# DOE WPTO Wave Hindcast Data Access

This notebook provides examples on accessing the 32-year Wave Hindcast dataset with brief examples on using the data within MHKiT and the SAMs tool. This data was generated via a collaboration between Pacific Northwest National Lab, Sandia National Lab, and the National Renewable Energy Lab and is hosted from Amazon Web Services using the HDF Group's Highly Scalable Data Service (HSDS) for public access.

Currently the dataset only includes the U.S. West Coast, but it will grow incrementally over the next few years to include all U.S. regions by 2022. The dataset will also be extended to span 1979-2020 (42 years) by late 2022.

## Dataset Description

There are two major sub-datasets within the overarching dataset: 
1. The high-spatial-resolution dataset (hereafter the 'spatial dataset/data') spans the U.S. Exclusive Economic Zone (EEZ) with an unstructured grid that has ~200 m resolution in shallow water. The time step resolution for this spatial data is 3-hours and spans 32 years, 01/01/1979  - 12/31/2010.
 - The spatial dataset is organized into yearly files (each file contains all variables and locations in that year) and they are located on AWS at: `/nrel/US_wave/US_wave_{year}.h5`
 - This dataset includes the following variables (indexed by 'coordinates' (latitude and longitude), and a 'time_index'):
  - directionality_coefficient (no units)
  - energy_period (seconds)
  - maximum_energy_direction (degrees true, direction from-which waves are travelling)
  - mean_absolute_period (seconds)
  - mean_zero-crossing_period (seconds)
  - omni-directional_wave_power (Watts)

__STORED DATA__:
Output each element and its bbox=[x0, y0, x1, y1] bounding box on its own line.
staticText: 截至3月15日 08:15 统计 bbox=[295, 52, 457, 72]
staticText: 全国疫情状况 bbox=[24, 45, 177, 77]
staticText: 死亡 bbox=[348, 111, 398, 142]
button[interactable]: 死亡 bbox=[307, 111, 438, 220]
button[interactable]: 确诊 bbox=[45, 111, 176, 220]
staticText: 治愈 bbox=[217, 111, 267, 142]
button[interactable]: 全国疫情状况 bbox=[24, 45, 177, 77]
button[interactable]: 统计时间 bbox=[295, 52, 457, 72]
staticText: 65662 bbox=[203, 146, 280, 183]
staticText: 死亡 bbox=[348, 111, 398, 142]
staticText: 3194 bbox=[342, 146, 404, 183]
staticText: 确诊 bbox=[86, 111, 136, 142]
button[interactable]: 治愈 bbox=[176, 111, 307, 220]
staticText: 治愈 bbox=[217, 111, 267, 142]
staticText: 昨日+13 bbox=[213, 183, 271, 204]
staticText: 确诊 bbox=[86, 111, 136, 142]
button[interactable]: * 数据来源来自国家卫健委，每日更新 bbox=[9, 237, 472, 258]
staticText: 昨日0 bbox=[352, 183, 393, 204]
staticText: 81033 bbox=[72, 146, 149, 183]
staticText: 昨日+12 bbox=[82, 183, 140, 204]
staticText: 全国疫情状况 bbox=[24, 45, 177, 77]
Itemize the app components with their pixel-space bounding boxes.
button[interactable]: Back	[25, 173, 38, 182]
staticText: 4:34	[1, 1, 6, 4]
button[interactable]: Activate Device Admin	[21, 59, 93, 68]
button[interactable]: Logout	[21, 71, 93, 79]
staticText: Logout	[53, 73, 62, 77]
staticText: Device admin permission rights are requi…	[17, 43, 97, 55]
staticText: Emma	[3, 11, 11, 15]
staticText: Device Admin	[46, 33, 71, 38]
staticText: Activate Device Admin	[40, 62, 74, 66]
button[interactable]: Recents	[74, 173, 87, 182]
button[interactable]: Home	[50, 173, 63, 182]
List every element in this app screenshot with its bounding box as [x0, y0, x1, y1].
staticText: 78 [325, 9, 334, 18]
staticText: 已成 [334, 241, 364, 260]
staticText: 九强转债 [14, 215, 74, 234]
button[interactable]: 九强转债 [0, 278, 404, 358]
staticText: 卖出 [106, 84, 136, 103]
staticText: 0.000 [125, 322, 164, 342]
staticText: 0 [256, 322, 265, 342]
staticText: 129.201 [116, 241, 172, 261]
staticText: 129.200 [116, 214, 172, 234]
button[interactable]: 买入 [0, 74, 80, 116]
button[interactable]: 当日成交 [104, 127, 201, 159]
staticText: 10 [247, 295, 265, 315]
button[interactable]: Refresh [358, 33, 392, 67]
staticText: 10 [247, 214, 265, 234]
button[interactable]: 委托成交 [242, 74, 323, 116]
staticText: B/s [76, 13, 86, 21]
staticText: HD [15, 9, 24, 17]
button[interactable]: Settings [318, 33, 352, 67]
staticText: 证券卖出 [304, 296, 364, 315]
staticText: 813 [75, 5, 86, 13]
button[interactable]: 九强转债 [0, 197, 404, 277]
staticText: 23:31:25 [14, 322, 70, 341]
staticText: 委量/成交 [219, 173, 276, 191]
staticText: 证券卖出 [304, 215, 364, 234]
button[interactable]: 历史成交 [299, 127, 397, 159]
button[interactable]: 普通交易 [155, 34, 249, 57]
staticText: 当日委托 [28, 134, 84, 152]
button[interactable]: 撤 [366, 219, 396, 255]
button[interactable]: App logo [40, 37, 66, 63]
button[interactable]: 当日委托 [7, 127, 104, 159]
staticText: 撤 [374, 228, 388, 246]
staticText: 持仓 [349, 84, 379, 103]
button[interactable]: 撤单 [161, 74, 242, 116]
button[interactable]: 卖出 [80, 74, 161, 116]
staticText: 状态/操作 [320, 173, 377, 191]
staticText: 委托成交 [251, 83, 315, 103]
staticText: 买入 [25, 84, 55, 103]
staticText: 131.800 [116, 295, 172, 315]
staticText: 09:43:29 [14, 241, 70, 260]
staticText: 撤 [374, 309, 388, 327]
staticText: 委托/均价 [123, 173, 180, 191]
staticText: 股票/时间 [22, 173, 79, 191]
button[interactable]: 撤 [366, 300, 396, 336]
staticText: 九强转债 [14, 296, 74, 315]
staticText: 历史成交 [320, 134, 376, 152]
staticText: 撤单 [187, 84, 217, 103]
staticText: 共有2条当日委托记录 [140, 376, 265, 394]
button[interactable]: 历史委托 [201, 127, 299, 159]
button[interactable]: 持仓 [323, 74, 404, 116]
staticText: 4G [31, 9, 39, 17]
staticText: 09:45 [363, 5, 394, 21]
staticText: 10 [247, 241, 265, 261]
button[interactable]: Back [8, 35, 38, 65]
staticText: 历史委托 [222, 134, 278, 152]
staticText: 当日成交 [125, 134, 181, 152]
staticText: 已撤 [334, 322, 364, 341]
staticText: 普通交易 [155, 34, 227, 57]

__PROBLEMS__:
1 – Return the part of the wave hindcast page between "## Dataset Description" and "waves are travelling)", inclusive.
2 – Summarize the wave hindcast page in two sentences.
3 – Answer these questions about the wave hindcast page.
(a) Which region does the dataset currently include?
(b) What is the time step resolution of the spatial data?
(c) In what units is omni-directional_wave_power given?
The data is not needed for what comes next.

__PER-TASK OUTPUTS__:
1 –
## Dataset Description

There are two major sub-datasets within the overarching dataset: 
1. The high-spatial-resolution dataset (hereafter the 'spatial dataset/data') spans the U.S. Exclusive Economic Zone (EEZ) with an unstructured grid that has ~200 m resolution in shallow water. The time step resolution for this spatial data is 3-hours and spans 32 years, 01/01/1979  - 12/31/2010.
 - The spatial dataset is organized into yearly files (each file contains all variables and locations in that year) and they are located on AWS at: `/nrel/US_wave/US_wave_{year}.h5`
 - This dataset includes the following variables (indexed by 'coordinates' (latitude and longitude), and a 'time_index'):
  - directionality_coefficient (no units)
  - energy_period (seconds)
  - maximum_energy_direction (degrees true, direction from-which waves are travelling)

2 – The page gives examples of accessing a 32-year Wave Hindcast dataset, which Pacific Northwest National Lab, Sandia National Lab, and the National Renewable Energy Lab generated together and which Amazon Web Services hosts through the HDF Group's Highly Scalable Data Service for public access. Its high-spatial-resolution sub-dataset covers the U.S. Exclusive Economic Zone on an unstructured grid with about 200 m resolution in shallow water and 3-hour time steps from 1979 through 2010, and it is stored in yearly files.

3 –
(a) The U.S. West Coast.
(b) 3 hours.
(c) Watts.